Brief: Reproduce the data below in full and exclude every picture.
*-*-*
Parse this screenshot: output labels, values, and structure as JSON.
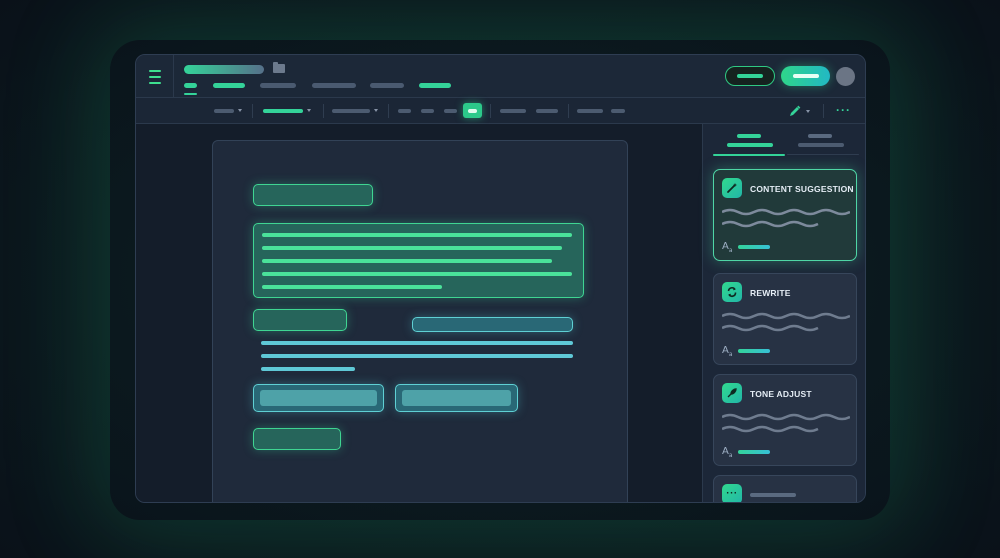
{
  "toolbar": {
    "active_tool": "selection"
  },
  "cards": [
    {
      "title": "CONTENT SUGGESTION",
      "icon": "magic-wand-icon",
      "active": true
    },
    {
      "title": "REWRITE",
      "icon": "refresh-icon",
      "active": false
    },
    {
      "title": "TONE ADJUST",
      "icon": "quill-icon",
      "active": false
    },
    {
      "title": "",
      "icon": "more-icon",
      "active": false
    }
  ],
  "colors": {
    "accent": "#34d399",
    "accent_teal": "#22b8c4",
    "background": "#0b1a1f",
    "panel": "#1b2636"
  }
}
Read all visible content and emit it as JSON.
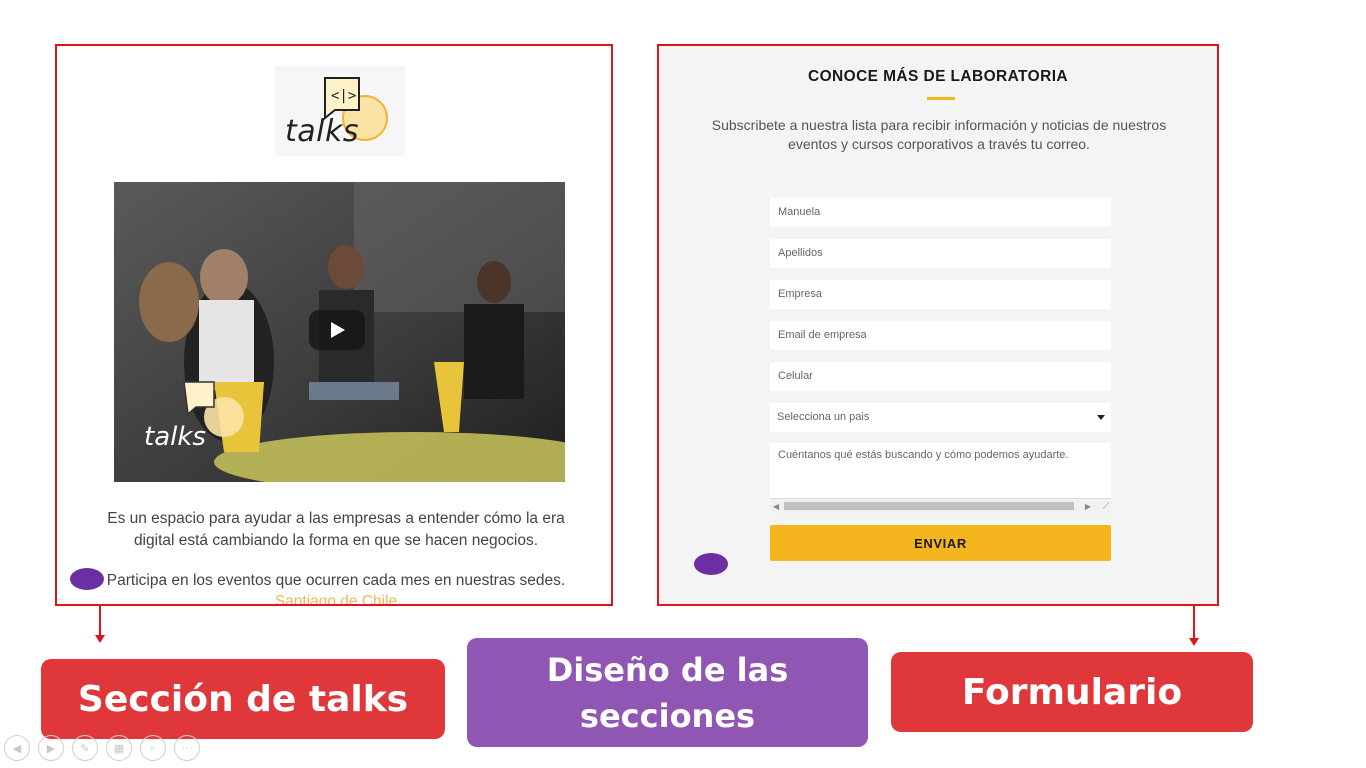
{
  "talks_section": {
    "logo_text": "talks",
    "logo_code": "<|>",
    "video_logo_text": "talks",
    "description": "Es un espacio para ayudar a las empresas a entender cómo la era digital está cambiando la forma en que se hacen negocios.",
    "events_text": "Participa en los eventos que ocurren cada mes en nuestras sedes.",
    "city_link": "Santiago de Chile"
  },
  "form": {
    "title": "CONOCE MÁS DE LABORATORIA",
    "subtitle": "Subscribete a nuestra lista para recibir información y noticias de nuestros eventos y cursos corporativos a través tu correo.",
    "fields": {
      "first_name": "Manuela",
      "last_name": "Apellidos",
      "company": "Empresa",
      "email": "Email de empresa",
      "phone": "Celular"
    },
    "country_select": "Selecciona un pais",
    "message_placeholder": "Cuéntanos qué estás buscando y cómo podemos ayudarte.",
    "submit_label": "ENVIAR"
  },
  "labels": {
    "talks": "Sección de talks",
    "design": "Diseño de las secciones",
    "form": "Formulario"
  },
  "colors": {
    "border": "#e0141b",
    "label_red": "#e0383a",
    "label_purple": "#8f56b4",
    "accent_yellow": "#f5b51f",
    "marker_purple": "#6b2fa3"
  },
  "toolbar": {
    "icons": [
      "prev-icon",
      "next-icon",
      "pen-icon",
      "slides-icon",
      "zoom-icon",
      "more-icon"
    ]
  }
}
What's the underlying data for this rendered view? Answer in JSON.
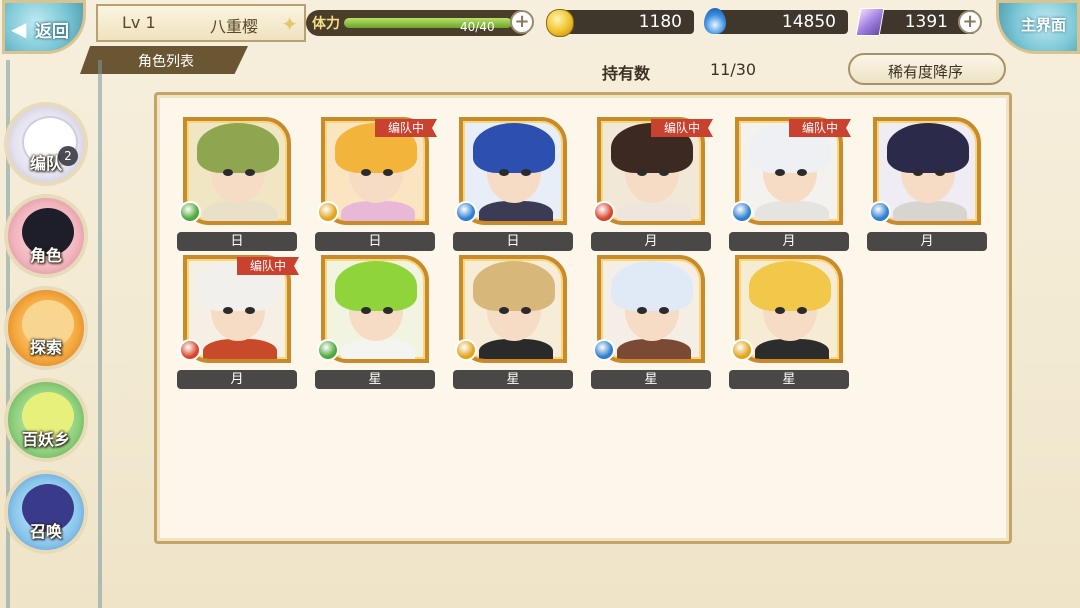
{
  "topbar": {
    "back_label": "返回",
    "level": "Lv 1",
    "player_name": "八重樱",
    "stamina_label": "体力",
    "stamina_value": "40/40",
    "stamina_fraction": 1.0,
    "coins": "1180",
    "soul_fire": "14850",
    "gems": "1391",
    "home_label": "主界面"
  },
  "section": {
    "title": "角色列表",
    "own_label": "持有数",
    "own_value": "11/30",
    "sort_label": "稀有度降序"
  },
  "sidebar": {
    "items": [
      {
        "label": "编队",
        "badge": "2"
      },
      {
        "label": "角色"
      },
      {
        "label": "探索"
      },
      {
        "label": "百妖乡"
      },
      {
        "label": "召唤"
      }
    ]
  },
  "team_tag": "编队中",
  "characters": [
    {
      "attr": "日",
      "element": "wind",
      "in_team": false
    },
    {
      "attr": "日",
      "element": "light",
      "in_team": true
    },
    {
      "attr": "日",
      "element": "water",
      "in_team": false
    },
    {
      "attr": "月",
      "element": "fire",
      "in_team": true
    },
    {
      "attr": "月",
      "element": "water",
      "in_team": true
    },
    {
      "attr": "月",
      "element": "water",
      "in_team": false
    },
    {
      "attr": "月",
      "element": "fire",
      "in_team": true
    },
    {
      "attr": "星",
      "element": "wind",
      "in_team": false
    },
    {
      "attr": "星",
      "element": "light",
      "in_team": false
    },
    {
      "attr": "星",
      "element": "water",
      "in_team": false
    },
    {
      "attr": "星",
      "element": "light",
      "in_team": false
    }
  ],
  "element_colors": {
    "wind": "#4fa83a",
    "light": "#e2a51c",
    "water": "#2f7fd1",
    "fire": "#d8462a"
  },
  "portrait_colors": [
    {
      "hair": "#8fa650",
      "bg": "#f1e6c4",
      "body": "#e8e0c8"
    },
    {
      "hair": "#f2b43a",
      "bg": "#fbe4c2",
      "body": "#e7b9d7"
    },
    {
      "hair": "#2c4fb0",
      "bg": "#e8eef8",
      "body": "#3b3b55"
    },
    {
      "hair": "#3c2a22",
      "bg": "#f2e8d8",
      "body": "#eee6dc"
    },
    {
      "hair": "#eef0f3",
      "bg": "#f4f2ee",
      "body": "#e6e4e0"
    },
    {
      "hair": "#2c2a4a",
      "bg": "#f0ecf4",
      "body": "#d8d4d0"
    },
    {
      "hair": "#f2f0ec",
      "bg": "#f6efe6",
      "body": "#c84a2a"
    },
    {
      "hair": "#8ed43a",
      "bg": "#f0f4e0",
      "body": "#f4f4f0"
    },
    {
      "hair": "#d8b87a",
      "bg": "#f6ecd8",
      "body": "#2a2a2a"
    },
    {
      "hair": "#dfeaf6",
      "bg": "#f4eee6",
      "body": "#7a4a34"
    },
    {
      "hair": "#f2c84a",
      "bg": "#f6ecd4",
      "body": "#2c2c2c"
    }
  ]
}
*-*-*
Result for this exercise:
Parse this screenshot: output labels, values, and structure as JSON.
{
  "toolbar": {
    "active_tool": "selection"
  },
  "cards": [
    {
      "title": "CONTENT SUGGESTION",
      "icon": "magic-wand-icon",
      "active": true
    },
    {
      "title": "REWRITE",
      "icon": "refresh-icon",
      "active": false
    },
    {
      "title": "TONE ADJUST",
      "icon": "quill-icon",
      "active": false
    },
    {
      "title": "",
      "icon": "more-icon",
      "active": false
    }
  ],
  "colors": {
    "accent": "#34d399",
    "accent_teal": "#22b8c4",
    "background": "#0b1a1f",
    "panel": "#1b2636"
  }
}
Read all visible content and emit it as JSON.
{
  "talks_section": {
    "logo_text": "talks",
    "logo_code": "<|>",
    "video_logo_text": "talks",
    "description": "Es un espacio para ayudar a las empresas a entender cómo la era digital está cambiando la forma en que se hacen negocios.",
    "events_text": "Participa en los eventos que ocurren cada mes en nuestras sedes.",
    "city_link": "Santiago de Chile"
  },
  "form": {
    "title": "CONOCE MÁS DE LABORATORIA",
    "subtitle": "Subscribete a nuestra lista para recibir información y noticias de nuestros eventos y cursos corporativos a través tu correo.",
    "fields": {
      "first_name": "Manuela",
      "last_name": "Apellidos",
      "company": "Empresa",
      "email": "Email de empresa",
      "phone": "Celular"
    },
    "country_select": "Selecciona un pais",
    "message_placeholder": "Cuéntanos qué estás buscando y cómo podemos ayudarte.",
    "submit_label": "ENVIAR"
  },
  "labels": {
    "talks": "Sección de talks",
    "design": "Diseño de las secciones",
    "form": "Formulario"
  },
  "colors": {
    "border": "#e0141b",
    "label_red": "#e0383a",
    "label_purple": "#8f56b4",
    "accent_yellow": "#f5b51f",
    "marker_purple": "#6b2fa3"
  },
  "toolbar": {
    "icons": [
      "prev-icon",
      "next-icon",
      "pen-icon",
      "slides-icon",
      "zoom-icon",
      "more-icon"
    ]
  }
}
What's the underlying data for this rendered view? Answer in JSON.
{
  "topbar": {
    "back_label": "返回",
    "level": "Lv 1",
    "player_name": "八重樱",
    "stamina_label": "体力",
    "stamina_value": "40/40",
    "stamina_fraction": 1.0,
    "coins": "1180",
    "soul_fire": "14850",
    "gems": "1391",
    "home_label": "主界面"
  },
  "section": {
    "title": "角色列表",
    "own_label": "持有数",
    "own_value": "11/30",
    "sort_label": "稀有度降序"
  },
  "sidebar": {
    "items": [
      {
        "label": "编队",
        "badge": "2"
      },
      {
        "label": "角色"
      },
      {
        "label": "探索"
      },
      {
        "label": "百妖乡"
      },
      {
        "label": "召唤"
      }
    ]
  },
  "team_tag": "编队中",
  "characters": [
    {
      "attr": "日",
      "element": "wind",
      "in_team": false
    },
    {
      "attr": "日",
      "element": "light",
      "in_team": true
    },
    {
      "attr": "日",
      "element": "water",
      "in_team": false
    },
    {
      "attr": "月",
      "element": "fire",
      "in_team": true
    },
    {
      "attr": "月",
      "element": "water",
      "in_team": true
    },
    {
      "attr": "月",
      "element": "water",
      "in_team": false
    },
    {
      "attr": "月",
      "element": "fire",
      "in_team": true
    },
    {
      "attr": "星",
      "element": "wind",
      "in_team": false
    },
    {
      "attr": "星",
      "element": "light",
      "in_team": false
    },
    {
      "attr": "星",
      "element": "water",
      "in_team": false
    },
    {
      "attr": "星",
      "element": "light",
      "in_team": false
    }
  ],
  "element_colors": {
    "wind": "#4fa83a",
    "light": "#e2a51c",
    "water": "#2f7fd1",
    "fire": "#d8462a"
  },
  "portrait_colors": [
    {
      "hair": "#8fa650",
      "bg": "#f1e6c4",
      "body": "#e8e0c8"
    },
    {
      "hair": "#f2b43a",
      "bg": "#fbe4c2",
      "body": "#e7b9d7"
    },
    {
      "hair": "#2c4fb0",
      "bg": "#e8eef8",
      "body": "#3b3b55"
    },
    {
      "hair": "#3c2a22",
      "bg": "#f2e8d8",
      "body": "#eee6dc"
    },
    {
      "hair": "#eef0f3",
      "bg": "#f4f2ee",
      "body": "#e6e4e0"
    },
    {
      "hair": "#2c2a4a",
      "bg": "#f0ecf4",
      "body": "#d8d4d0"
    },
    {
      "hair": "#f2f0ec",
      "bg": "#f6efe6",
      "body": "#c84a2a"
    },
    {
      "hair": "#8ed43a",
      "bg": "#f0f4e0",
      "body": "#f4f4f0"
    },
    {
      "hair": "#d8b87a",
      "bg": "#f6ecd8",
      "body": "#2a2a2a"
    },
    {
      "hair": "#dfeaf6",
      "bg": "#f4eee6",
      "body": "#7a4a34"
    },
    {
      "hair": "#f2c84a",
      "bg": "#f6ecd4",
      "body": "#2c2c2c"
    }
  ]
}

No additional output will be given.